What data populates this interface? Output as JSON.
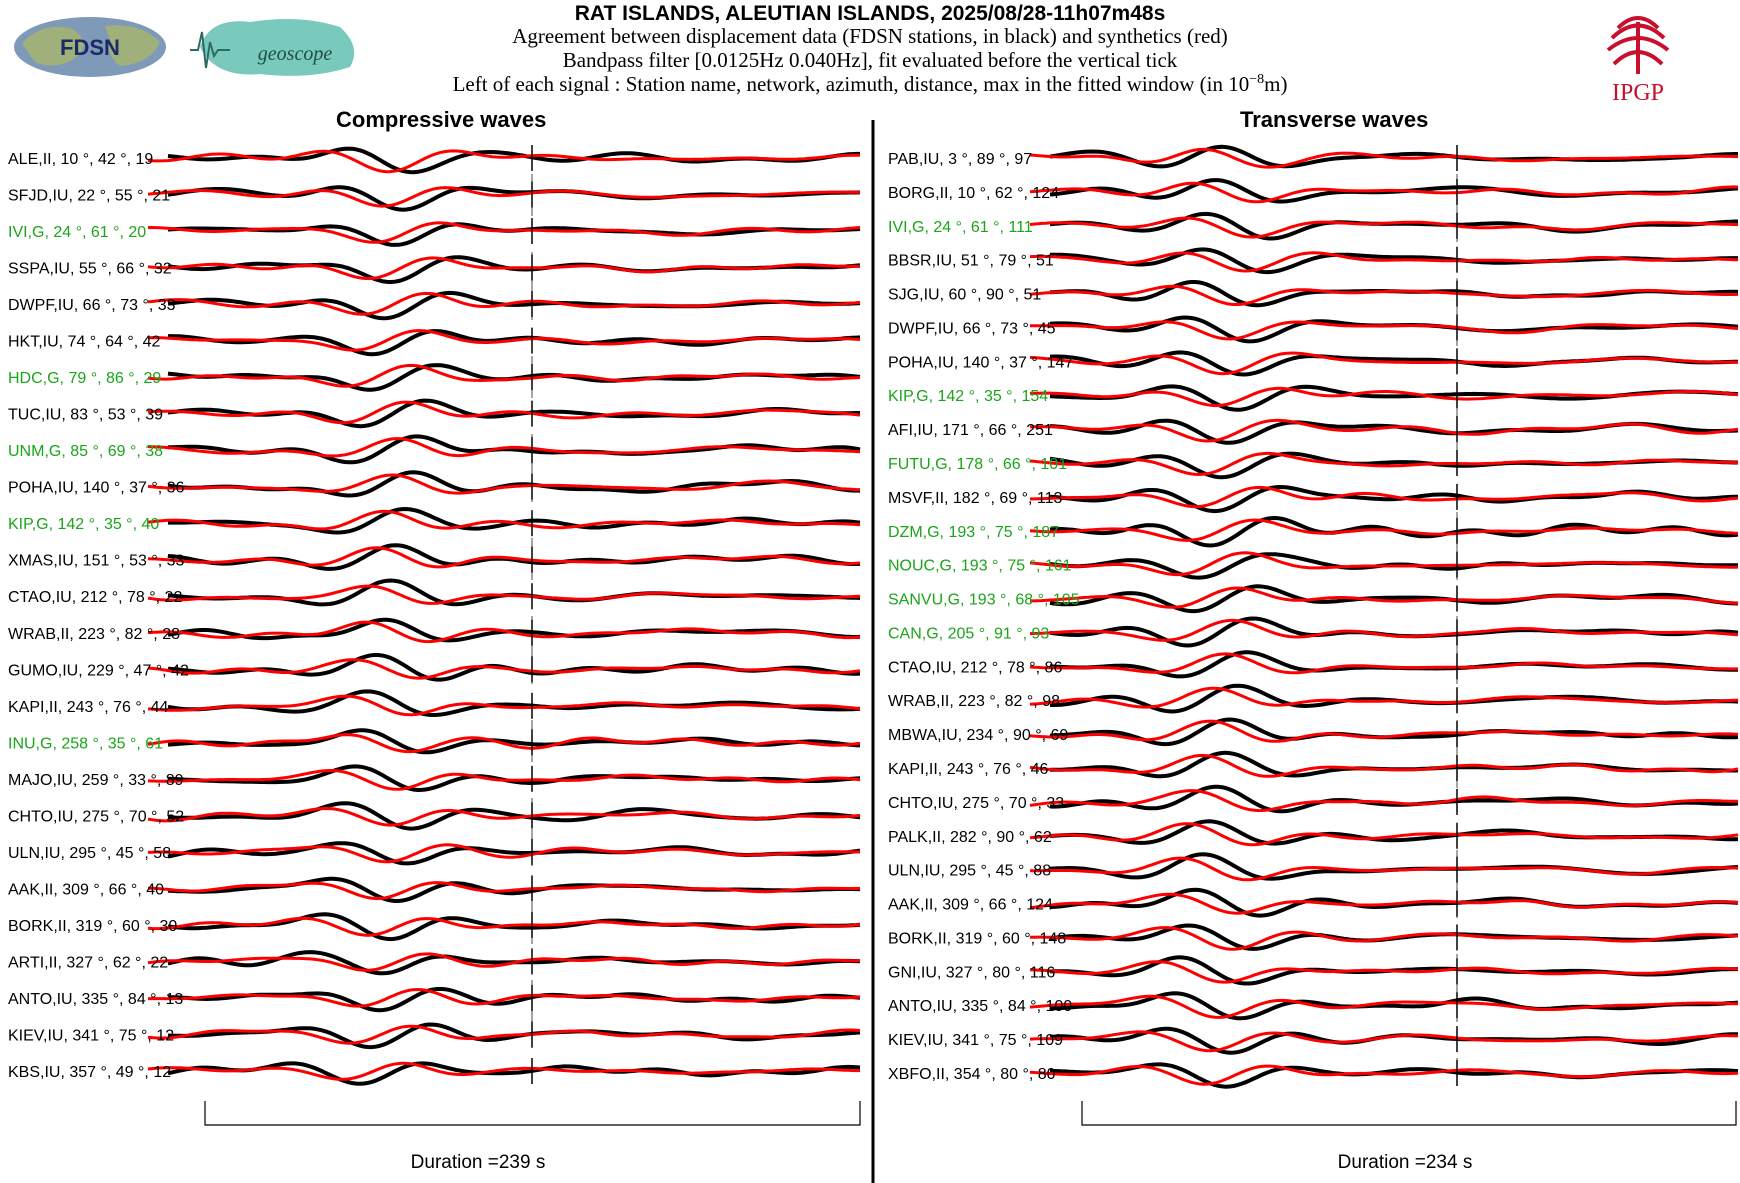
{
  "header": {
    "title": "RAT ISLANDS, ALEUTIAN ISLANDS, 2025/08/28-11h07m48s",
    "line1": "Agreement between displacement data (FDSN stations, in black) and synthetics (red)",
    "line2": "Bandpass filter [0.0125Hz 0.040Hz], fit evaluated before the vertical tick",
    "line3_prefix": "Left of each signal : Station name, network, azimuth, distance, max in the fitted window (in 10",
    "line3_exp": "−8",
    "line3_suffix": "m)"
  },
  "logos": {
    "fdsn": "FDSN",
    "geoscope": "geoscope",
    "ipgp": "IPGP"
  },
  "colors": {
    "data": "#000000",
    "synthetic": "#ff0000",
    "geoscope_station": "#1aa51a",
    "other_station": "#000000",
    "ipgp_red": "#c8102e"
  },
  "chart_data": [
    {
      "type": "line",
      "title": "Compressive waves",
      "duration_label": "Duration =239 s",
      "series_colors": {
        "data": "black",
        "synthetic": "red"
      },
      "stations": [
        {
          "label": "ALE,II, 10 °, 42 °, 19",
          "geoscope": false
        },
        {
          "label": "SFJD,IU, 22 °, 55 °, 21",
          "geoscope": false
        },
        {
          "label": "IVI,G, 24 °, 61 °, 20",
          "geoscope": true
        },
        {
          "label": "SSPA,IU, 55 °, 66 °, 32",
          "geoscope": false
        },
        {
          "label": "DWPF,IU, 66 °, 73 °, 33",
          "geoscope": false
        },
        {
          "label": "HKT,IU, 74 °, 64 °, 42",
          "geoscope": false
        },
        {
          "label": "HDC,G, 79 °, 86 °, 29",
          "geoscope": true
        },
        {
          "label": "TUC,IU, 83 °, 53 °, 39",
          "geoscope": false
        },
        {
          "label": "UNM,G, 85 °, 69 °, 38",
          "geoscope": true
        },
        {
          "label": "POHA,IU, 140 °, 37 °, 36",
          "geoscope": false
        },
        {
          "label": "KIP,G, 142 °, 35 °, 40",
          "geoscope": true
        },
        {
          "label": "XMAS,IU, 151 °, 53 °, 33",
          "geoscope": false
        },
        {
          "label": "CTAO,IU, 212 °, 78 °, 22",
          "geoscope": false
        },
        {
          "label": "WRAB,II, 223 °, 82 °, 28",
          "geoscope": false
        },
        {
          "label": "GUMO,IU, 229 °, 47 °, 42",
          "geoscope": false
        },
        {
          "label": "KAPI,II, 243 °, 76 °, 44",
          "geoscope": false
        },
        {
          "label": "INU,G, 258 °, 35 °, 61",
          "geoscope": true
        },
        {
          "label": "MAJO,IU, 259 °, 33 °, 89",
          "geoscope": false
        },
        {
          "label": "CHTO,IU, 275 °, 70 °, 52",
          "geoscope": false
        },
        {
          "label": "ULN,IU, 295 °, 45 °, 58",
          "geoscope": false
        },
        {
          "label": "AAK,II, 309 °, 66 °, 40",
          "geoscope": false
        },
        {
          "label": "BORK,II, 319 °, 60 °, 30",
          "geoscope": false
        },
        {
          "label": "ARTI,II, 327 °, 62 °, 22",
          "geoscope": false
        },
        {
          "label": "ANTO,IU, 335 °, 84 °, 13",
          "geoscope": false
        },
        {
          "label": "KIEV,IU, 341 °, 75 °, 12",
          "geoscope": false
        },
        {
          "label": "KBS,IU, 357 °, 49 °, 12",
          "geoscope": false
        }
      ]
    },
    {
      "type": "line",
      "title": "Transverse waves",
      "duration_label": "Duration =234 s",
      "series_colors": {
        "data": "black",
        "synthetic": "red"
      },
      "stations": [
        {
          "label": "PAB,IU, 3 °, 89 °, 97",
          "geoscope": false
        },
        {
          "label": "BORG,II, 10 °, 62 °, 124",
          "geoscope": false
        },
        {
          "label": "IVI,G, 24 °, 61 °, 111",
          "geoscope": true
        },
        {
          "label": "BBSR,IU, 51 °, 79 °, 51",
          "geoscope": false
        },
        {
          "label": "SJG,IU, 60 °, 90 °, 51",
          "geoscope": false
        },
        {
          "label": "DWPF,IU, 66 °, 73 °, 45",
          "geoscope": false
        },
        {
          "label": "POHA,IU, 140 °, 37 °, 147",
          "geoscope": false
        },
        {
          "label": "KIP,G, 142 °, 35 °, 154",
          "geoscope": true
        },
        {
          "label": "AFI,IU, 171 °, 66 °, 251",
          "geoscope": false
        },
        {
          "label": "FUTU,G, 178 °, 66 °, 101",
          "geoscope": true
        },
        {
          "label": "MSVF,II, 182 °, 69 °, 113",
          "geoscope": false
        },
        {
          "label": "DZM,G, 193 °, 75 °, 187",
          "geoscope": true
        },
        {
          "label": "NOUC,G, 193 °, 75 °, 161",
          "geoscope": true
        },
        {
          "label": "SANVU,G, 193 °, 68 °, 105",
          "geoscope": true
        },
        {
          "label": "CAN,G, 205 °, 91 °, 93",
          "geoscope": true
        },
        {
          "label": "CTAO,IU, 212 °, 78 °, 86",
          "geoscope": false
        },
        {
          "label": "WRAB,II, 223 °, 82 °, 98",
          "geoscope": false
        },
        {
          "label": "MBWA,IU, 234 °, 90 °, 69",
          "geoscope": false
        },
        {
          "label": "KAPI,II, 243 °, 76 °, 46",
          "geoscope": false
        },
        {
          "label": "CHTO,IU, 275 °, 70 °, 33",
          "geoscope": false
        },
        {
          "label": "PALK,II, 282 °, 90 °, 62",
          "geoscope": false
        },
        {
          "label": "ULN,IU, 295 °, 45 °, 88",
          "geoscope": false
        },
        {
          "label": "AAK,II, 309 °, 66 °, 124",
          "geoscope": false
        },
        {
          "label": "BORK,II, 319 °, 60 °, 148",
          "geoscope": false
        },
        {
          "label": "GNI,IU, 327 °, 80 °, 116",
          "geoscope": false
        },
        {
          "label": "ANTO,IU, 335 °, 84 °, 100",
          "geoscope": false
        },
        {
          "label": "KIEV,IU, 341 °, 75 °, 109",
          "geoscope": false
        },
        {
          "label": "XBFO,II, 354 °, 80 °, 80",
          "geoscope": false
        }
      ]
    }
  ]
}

◆ **Aim of the task**: Write out each line again precisely as it appears, skipping every picture.

◆ **Correct output**:
What data populates this interface? Output as JSON.
{
  "header": {
    "title": "RAT ISLANDS, ALEUTIAN ISLANDS, 2025/08/28-11h07m48s",
    "line1": "Agreement between displacement data (FDSN stations, in black) and synthetics (red)",
    "line2": "Bandpass filter [0.0125Hz 0.040Hz], fit evaluated before the vertical tick",
    "line3_prefix": "Left of each signal : Station name, network, azimuth, distance, max in the fitted window (in 10",
    "line3_exp": "−8",
    "line3_suffix": "m)"
  },
  "logos": {
    "fdsn": "FDSN",
    "geoscope": "geoscope",
    "ipgp": "IPGP"
  },
  "colors": {
    "data": "#000000",
    "synthetic": "#ff0000",
    "geoscope_station": "#1aa51a",
    "other_station": "#000000",
    "ipgp_red": "#c8102e"
  },
  "chart_data": [
    {
      "type": "line",
      "title": "Compressive waves",
      "duration_label": "Duration =239 s",
      "series_colors": {
        "data": "black",
        "synthetic": "red"
      },
      "stations": [
        {
          "label": "ALE,II, 10 °, 42 °, 19",
          "geoscope": false
        },
        {
          "label": "SFJD,IU, 22 °, 55 °, 21",
          "geoscope": false
        },
        {
          "label": "IVI,G, 24 °, 61 °, 20",
          "geoscope": true
        },
        {
          "label": "SSPA,IU, 55 °, 66 °, 32",
          "geoscope": false
        },
        {
          "label": "DWPF,IU, 66 °, 73 °, 33",
          "geoscope": false
        },
        {
          "label": "HKT,IU, 74 °, 64 °, 42",
          "geoscope": false
        },
        {
          "label": "HDC,G, 79 °, 86 °, 29",
          "geoscope": true
        },
        {
          "label": "TUC,IU, 83 °, 53 °, 39",
          "geoscope": false
        },
        {
          "label": "UNM,G, 85 °, 69 °, 38",
          "geoscope": true
        },
        {
          "label": "POHA,IU, 140 °, 37 °, 36",
          "geoscope": false
        },
        {
          "label": "KIP,G, 142 °, 35 °, 40",
          "geoscope": true
        },
        {
          "label": "XMAS,IU, 151 °, 53 °, 33",
          "geoscope": false
        },
        {
          "label": "CTAO,IU, 212 °, 78 °, 22",
          "geoscope": false
        },
        {
          "label": "WRAB,II, 223 °, 82 °, 28",
          "geoscope": false
        },
        {
          "label": "GUMO,IU, 229 °, 47 °, 42",
          "geoscope": false
        },
        {
          "label": "KAPI,II, 243 °, 76 °, 44",
          "geoscope": false
        },
        {
          "label": "INU,G, 258 °, 35 °, 61",
          "geoscope": true
        },
        {
          "label": "MAJO,IU, 259 °, 33 °, 89",
          "geoscope": false
        },
        {
          "label": "CHTO,IU, 275 °, 70 °, 52",
          "geoscope": false
        },
        {
          "label": "ULN,IU, 295 °, 45 °, 58",
          "geoscope": false
        },
        {
          "label": "AAK,II, 309 °, 66 °, 40",
          "geoscope": false
        },
        {
          "label": "BORK,II, 319 °, 60 °, 30",
          "geoscope": false
        },
        {
          "label": "ARTI,II, 327 °, 62 °, 22",
          "geoscope": false
        },
        {
          "label": "ANTO,IU, 335 °, 84 °, 13",
          "geoscope": false
        },
        {
          "label": "KIEV,IU, 341 °, 75 °, 12",
          "geoscope": false
        },
        {
          "label": "KBS,IU, 357 °, 49 °, 12",
          "geoscope": false
        }
      ]
    },
    {
      "type": "line",
      "title": "Transverse waves",
      "duration_label": "Duration =234 s",
      "series_colors": {
        "data": "black",
        "synthetic": "red"
      },
      "stations": [
        {
          "label": "PAB,IU, 3 °, 89 °, 97",
          "geoscope": false
        },
        {
          "label": "BORG,II, 10 °, 62 °, 124",
          "geoscope": false
        },
        {
          "label": "IVI,G, 24 °, 61 °, 111",
          "geoscope": true
        },
        {
          "label": "BBSR,IU, 51 °, 79 °, 51",
          "geoscope": false
        },
        {
          "label": "SJG,IU, 60 °, 90 °, 51",
          "geoscope": false
        },
        {
          "label": "DWPF,IU, 66 °, 73 °, 45",
          "geoscope": false
        },
        {
          "label": "POHA,IU, 140 °, 37 °, 147",
          "geoscope": false
        },
        {
          "label": "KIP,G, 142 °, 35 °, 154",
          "geoscope": true
        },
        {
          "label": "AFI,IU, 171 °, 66 °, 251",
          "geoscope": false
        },
        {
          "label": "FUTU,G, 178 °, 66 °, 101",
          "geoscope": true
        },
        {
          "label": "MSVF,II, 182 °, 69 °, 113",
          "geoscope": false
        },
        {
          "label": "DZM,G, 193 °, 75 °, 187",
          "geoscope": true
        },
        {
          "label": "NOUC,G, 193 °, 75 °, 161",
          "geoscope": true
        },
        {
          "label": "SANVU,G, 193 °, 68 °, 105",
          "geoscope": true
        },
        {
          "label": "CAN,G, 205 °, 91 °, 93",
          "geoscope": true
        },
        {
          "label": "CTAO,IU, 212 °, 78 °, 86",
          "geoscope": false
        },
        {
          "label": "WRAB,II, 223 °, 82 °, 98",
          "geoscope": false
        },
        {
          "label": "MBWA,IU, 234 °, 90 °, 69",
          "geoscope": false
        },
        {
          "label": "KAPI,II, 243 °, 76 °, 46",
          "geoscope": false
        },
        {
          "label": "CHTO,IU, 275 °, 70 °, 33",
          "geoscope": false
        },
        {
          "label": "PALK,II, 282 °, 90 °, 62",
          "geoscope": false
        },
        {
          "label": "ULN,IU, 295 °, 45 °, 88",
          "geoscope": false
        },
        {
          "label": "AAK,II, 309 °, 66 °, 124",
          "geoscope": false
        },
        {
          "label": "BORK,II, 319 °, 60 °, 148",
          "geoscope": false
        },
        {
          "label": "GNI,IU, 327 °, 80 °, 116",
          "geoscope": false
        },
        {
          "label": "ANTO,IU, 335 °, 84 °, 100",
          "geoscope": false
        },
        {
          "label": "KIEV,IU, 341 °, 75 °, 109",
          "geoscope": false
        },
        {
          "label": "XBFO,II, 354 °, 80 °, 80",
          "geoscope": false
        }
      ]
    }
  ]
}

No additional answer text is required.